TASK GOAL - Copy every line in which the string "Performance" occurs.

[Figure data in JSON]
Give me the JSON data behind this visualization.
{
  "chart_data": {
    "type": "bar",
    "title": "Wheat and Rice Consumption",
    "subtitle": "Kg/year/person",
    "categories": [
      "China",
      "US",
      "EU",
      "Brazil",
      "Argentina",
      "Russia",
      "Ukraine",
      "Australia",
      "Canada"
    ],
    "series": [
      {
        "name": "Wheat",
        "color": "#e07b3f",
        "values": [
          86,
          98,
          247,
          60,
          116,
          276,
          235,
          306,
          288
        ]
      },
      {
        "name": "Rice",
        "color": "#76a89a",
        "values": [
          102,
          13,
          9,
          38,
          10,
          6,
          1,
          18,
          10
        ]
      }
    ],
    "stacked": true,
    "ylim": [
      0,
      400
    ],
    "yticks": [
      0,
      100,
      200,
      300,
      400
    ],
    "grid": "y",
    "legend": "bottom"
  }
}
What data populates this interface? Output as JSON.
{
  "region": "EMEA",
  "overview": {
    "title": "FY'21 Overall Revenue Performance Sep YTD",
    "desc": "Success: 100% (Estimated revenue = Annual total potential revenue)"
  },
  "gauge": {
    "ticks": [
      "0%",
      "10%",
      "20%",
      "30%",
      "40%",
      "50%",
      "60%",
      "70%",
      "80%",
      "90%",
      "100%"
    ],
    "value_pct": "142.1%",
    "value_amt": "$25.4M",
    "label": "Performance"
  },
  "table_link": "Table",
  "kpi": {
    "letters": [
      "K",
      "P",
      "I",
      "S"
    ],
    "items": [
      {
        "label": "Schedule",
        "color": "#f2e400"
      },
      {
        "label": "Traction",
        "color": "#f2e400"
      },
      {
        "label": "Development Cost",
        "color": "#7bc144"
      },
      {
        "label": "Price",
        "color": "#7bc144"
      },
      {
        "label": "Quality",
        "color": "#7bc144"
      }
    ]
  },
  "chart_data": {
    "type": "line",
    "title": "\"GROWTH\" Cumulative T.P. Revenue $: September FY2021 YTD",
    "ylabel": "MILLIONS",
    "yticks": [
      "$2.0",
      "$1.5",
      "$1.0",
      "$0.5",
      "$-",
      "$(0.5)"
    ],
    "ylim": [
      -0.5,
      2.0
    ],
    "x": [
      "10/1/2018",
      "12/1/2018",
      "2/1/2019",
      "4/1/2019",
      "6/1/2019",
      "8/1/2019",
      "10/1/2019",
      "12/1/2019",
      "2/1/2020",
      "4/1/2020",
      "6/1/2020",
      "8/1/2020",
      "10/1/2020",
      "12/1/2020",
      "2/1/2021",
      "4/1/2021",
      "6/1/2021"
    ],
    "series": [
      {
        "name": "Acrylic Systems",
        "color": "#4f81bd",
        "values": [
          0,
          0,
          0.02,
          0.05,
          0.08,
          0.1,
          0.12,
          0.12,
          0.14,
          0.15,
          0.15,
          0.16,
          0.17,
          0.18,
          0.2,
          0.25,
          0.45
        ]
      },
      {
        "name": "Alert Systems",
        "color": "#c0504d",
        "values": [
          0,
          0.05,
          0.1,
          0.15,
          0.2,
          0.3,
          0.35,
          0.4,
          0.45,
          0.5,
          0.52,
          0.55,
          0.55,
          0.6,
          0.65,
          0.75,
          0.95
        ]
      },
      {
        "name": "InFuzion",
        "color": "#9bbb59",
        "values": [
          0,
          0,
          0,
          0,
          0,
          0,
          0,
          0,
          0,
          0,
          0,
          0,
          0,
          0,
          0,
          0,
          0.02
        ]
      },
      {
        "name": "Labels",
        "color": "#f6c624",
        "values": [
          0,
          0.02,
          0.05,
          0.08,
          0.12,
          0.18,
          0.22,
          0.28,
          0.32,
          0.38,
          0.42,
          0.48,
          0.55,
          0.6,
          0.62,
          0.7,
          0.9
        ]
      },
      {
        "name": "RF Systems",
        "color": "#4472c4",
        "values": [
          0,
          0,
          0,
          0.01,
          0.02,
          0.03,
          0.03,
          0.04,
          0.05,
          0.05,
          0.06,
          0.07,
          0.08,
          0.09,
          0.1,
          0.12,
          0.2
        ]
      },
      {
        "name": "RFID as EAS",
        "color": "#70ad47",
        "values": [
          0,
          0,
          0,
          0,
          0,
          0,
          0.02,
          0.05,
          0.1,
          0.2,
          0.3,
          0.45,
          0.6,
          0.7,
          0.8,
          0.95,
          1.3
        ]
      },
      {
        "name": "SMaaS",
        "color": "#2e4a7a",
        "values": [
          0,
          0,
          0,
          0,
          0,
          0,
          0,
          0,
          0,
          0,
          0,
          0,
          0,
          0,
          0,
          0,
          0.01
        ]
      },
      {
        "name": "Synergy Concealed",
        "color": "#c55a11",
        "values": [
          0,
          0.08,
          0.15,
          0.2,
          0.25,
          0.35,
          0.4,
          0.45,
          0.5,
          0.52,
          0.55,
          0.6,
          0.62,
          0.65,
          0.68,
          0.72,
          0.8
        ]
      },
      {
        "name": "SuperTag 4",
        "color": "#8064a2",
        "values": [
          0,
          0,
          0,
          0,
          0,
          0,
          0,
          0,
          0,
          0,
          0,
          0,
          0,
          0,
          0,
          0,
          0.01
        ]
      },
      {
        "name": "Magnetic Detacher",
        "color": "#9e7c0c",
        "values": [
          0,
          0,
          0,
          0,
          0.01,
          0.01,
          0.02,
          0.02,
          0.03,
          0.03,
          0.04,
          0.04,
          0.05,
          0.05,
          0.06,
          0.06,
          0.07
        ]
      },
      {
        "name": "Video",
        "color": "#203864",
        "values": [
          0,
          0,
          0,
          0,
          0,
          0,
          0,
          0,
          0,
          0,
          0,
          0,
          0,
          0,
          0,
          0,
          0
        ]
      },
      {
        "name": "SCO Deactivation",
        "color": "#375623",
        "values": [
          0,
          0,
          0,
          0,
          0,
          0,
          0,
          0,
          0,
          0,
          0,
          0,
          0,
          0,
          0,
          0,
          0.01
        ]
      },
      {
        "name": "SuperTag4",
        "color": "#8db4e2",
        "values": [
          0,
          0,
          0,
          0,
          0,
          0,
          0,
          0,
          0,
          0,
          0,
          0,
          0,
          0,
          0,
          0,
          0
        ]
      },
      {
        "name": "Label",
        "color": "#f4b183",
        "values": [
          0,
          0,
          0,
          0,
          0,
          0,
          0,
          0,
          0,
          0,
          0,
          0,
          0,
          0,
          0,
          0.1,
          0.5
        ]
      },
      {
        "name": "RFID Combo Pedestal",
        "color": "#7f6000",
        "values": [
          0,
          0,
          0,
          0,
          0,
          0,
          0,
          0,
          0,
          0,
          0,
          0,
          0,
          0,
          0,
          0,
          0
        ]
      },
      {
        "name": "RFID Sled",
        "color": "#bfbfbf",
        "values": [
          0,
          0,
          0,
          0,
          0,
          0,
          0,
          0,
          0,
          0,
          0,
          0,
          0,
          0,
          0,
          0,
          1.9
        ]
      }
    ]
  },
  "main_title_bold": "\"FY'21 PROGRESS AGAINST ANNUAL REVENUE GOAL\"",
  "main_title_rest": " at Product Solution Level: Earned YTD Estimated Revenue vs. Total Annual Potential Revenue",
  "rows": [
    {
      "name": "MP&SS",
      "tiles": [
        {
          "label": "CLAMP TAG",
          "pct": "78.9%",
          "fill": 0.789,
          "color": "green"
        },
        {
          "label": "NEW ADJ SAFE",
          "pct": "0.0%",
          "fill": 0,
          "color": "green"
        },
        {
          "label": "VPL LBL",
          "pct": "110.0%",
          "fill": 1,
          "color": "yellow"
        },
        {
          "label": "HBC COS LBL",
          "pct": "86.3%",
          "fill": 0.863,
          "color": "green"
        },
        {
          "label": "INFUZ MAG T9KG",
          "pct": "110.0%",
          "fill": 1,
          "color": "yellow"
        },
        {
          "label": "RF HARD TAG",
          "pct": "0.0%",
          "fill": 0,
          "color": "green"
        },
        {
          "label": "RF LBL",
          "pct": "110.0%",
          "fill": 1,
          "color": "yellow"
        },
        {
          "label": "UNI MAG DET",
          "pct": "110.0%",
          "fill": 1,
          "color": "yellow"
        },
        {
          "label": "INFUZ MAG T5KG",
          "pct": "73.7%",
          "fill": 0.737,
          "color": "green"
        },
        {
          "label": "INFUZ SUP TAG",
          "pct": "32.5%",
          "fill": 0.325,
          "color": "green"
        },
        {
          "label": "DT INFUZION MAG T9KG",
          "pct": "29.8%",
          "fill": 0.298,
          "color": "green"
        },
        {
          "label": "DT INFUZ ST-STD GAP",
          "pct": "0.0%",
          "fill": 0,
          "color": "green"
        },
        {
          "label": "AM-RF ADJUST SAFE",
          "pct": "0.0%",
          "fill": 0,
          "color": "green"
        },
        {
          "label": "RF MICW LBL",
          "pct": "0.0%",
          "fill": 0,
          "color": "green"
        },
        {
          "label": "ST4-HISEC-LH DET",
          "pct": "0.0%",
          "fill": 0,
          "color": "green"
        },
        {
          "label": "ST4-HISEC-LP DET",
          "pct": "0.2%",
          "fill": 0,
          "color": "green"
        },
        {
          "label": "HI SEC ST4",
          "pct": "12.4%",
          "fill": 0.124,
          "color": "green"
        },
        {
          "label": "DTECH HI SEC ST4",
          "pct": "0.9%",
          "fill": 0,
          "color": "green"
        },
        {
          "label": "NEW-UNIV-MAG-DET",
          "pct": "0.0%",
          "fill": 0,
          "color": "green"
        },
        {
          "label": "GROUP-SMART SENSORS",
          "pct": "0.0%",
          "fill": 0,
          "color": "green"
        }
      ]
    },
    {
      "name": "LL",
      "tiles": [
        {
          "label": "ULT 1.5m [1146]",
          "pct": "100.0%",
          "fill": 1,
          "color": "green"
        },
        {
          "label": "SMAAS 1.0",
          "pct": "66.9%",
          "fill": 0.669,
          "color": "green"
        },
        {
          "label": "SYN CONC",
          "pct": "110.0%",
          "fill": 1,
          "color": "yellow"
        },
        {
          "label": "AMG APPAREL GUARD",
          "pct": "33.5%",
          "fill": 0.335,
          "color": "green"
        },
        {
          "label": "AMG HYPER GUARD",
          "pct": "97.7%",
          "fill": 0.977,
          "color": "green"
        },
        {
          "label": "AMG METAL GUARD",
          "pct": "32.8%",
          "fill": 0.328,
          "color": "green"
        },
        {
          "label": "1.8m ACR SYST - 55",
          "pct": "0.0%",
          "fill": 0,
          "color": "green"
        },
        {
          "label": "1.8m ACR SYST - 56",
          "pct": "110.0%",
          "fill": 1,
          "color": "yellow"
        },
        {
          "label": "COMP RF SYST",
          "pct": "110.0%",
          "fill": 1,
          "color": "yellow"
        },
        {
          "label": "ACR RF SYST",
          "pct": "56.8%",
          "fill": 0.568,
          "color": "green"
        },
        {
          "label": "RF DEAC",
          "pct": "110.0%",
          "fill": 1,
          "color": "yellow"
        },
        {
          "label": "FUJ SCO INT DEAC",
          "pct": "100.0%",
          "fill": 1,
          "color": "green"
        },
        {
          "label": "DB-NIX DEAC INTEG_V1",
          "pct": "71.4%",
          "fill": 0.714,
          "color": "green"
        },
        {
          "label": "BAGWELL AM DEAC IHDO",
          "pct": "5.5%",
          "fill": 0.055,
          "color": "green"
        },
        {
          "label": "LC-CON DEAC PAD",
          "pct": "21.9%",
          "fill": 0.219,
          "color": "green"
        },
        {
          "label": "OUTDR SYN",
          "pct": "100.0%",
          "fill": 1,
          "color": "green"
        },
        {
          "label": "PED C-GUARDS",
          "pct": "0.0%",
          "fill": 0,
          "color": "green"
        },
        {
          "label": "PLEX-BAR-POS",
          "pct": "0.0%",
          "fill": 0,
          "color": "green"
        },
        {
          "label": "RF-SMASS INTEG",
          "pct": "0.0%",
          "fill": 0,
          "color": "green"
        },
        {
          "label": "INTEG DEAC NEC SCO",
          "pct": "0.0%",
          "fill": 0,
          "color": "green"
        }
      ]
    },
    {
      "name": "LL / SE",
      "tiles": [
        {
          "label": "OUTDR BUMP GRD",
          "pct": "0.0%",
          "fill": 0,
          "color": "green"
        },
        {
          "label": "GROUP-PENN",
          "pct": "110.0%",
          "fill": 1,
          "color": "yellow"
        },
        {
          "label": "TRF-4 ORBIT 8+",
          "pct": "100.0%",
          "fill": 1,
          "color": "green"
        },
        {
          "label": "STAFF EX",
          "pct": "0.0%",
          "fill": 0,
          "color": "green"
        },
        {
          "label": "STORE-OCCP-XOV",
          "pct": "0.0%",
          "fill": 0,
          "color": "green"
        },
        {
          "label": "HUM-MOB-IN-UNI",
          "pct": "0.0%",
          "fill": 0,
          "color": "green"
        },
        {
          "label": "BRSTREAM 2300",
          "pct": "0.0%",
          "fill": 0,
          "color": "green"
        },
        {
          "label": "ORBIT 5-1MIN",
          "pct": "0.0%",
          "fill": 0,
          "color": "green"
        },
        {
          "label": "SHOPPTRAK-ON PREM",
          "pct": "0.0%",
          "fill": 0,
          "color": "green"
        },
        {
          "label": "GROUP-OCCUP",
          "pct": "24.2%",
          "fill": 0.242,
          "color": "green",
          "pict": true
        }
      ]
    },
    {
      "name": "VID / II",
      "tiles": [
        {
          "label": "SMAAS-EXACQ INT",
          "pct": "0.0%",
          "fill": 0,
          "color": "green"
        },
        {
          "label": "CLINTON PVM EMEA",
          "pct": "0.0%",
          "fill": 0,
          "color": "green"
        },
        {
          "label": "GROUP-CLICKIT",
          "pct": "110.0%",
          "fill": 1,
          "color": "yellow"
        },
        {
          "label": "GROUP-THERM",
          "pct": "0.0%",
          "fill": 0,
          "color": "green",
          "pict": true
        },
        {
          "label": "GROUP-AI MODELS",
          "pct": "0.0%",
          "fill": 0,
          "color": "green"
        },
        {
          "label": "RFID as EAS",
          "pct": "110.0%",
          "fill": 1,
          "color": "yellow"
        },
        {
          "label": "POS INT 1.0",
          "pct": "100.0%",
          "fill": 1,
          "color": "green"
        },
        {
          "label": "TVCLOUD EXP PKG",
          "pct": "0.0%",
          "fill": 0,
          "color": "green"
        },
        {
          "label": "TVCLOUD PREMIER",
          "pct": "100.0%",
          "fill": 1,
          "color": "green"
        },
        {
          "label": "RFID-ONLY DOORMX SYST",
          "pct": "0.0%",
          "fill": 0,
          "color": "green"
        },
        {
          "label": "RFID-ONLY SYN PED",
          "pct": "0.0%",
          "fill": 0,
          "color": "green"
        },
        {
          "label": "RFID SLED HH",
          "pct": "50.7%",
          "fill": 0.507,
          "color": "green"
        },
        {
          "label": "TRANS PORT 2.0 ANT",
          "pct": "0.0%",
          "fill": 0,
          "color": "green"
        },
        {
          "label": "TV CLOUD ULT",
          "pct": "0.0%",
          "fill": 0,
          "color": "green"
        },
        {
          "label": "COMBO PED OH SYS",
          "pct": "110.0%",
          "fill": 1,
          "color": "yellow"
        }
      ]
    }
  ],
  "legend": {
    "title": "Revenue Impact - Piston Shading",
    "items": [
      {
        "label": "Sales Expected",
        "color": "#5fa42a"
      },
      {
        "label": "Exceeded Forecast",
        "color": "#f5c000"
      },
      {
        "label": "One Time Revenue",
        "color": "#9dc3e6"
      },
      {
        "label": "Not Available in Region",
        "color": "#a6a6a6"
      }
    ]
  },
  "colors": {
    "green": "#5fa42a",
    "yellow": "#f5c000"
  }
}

EXERCISE ANSWER -
    "title": "FY'21 Overall Revenue Performance Sep YTD",
    "label": "Performance"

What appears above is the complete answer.